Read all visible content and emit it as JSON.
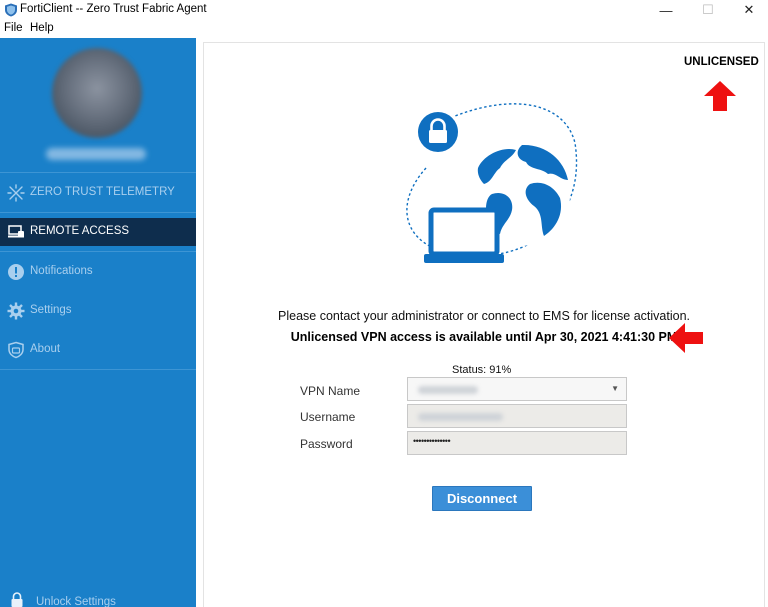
{
  "window": {
    "title": "FortiClient -- Zero Trust Fabric Agent",
    "controls": {
      "minimize": "—",
      "maximize": "☐",
      "close": "✕"
    }
  },
  "menu": {
    "file": "File",
    "help": "Help"
  },
  "sidebar": {
    "items": [
      {
        "label": "ZERO TRUST TELEMETRY",
        "icon": "zero-trust-icon",
        "active": false
      },
      {
        "label": "REMOTE ACCESS",
        "icon": "remote-access-icon",
        "active": true
      },
      {
        "label": "Notifications",
        "icon": "alert-icon",
        "active": false
      },
      {
        "label": "Settings",
        "icon": "gear-icon",
        "active": false
      },
      {
        "label": "About",
        "icon": "shield-icon",
        "active": false
      }
    ],
    "unlock_label": "Unlock Settings"
  },
  "main": {
    "license_label": "UNLICENSED",
    "message_line1": "Please contact your administrator or connect to EMS for license activation.",
    "message_line2": "Unlicensed VPN access is available until Apr 30, 2021 4:41:30 PM",
    "status": "Status: 91%",
    "form": {
      "vpn_name_label": "VPN Name",
      "username_label": "Username",
      "password_label": "Password",
      "password_mask": "••••••••••••••"
    },
    "disconnect_label": "Disconnect"
  },
  "colors": {
    "sidebar": "#1a80c9",
    "sidebar_active": "#0e2d4d",
    "brand_blue": "#0f6fc0",
    "button": "#3b8fd8",
    "annotation_arrow": "#ee1111"
  }
}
============================================================
## DIRECTIONS
Leaving out the pictures, repeat the data above exactly.

## THE SOLUTION
Read all visible content and emit it as JSON.
{
  "window": {
    "title": "FortiClient -- Zero Trust Fabric Agent",
    "controls": {
      "minimize": "—",
      "maximize": "☐",
      "close": "✕"
    }
  },
  "menu": {
    "file": "File",
    "help": "Help"
  },
  "sidebar": {
    "items": [
      {
        "label": "ZERO TRUST TELEMETRY",
        "icon": "zero-trust-icon",
        "active": false
      },
      {
        "label": "REMOTE ACCESS",
        "icon": "remote-access-icon",
        "active": true
      },
      {
        "label": "Notifications",
        "icon": "alert-icon",
        "active": false
      },
      {
        "label": "Settings",
        "icon": "gear-icon",
        "active": false
      },
      {
        "label": "About",
        "icon": "shield-icon",
        "active": false
      }
    ],
    "unlock_label": "Unlock Settings"
  },
  "main": {
    "license_label": "UNLICENSED",
    "message_line1": "Please contact your administrator or connect to EMS for license activation.",
    "message_line2": "Unlicensed VPN access is available until Apr 30, 2021 4:41:30 PM",
    "status": "Status: 91%",
    "form": {
      "vpn_name_label": "VPN Name",
      "username_label": "Username",
      "password_label": "Password",
      "password_mask": "••••••••••••••"
    },
    "disconnect_label": "Disconnect"
  },
  "colors": {
    "sidebar": "#1a80c9",
    "sidebar_active": "#0e2d4d",
    "brand_blue": "#0f6fc0",
    "button": "#3b8fd8",
    "annotation_arrow": "#ee1111"
  }
}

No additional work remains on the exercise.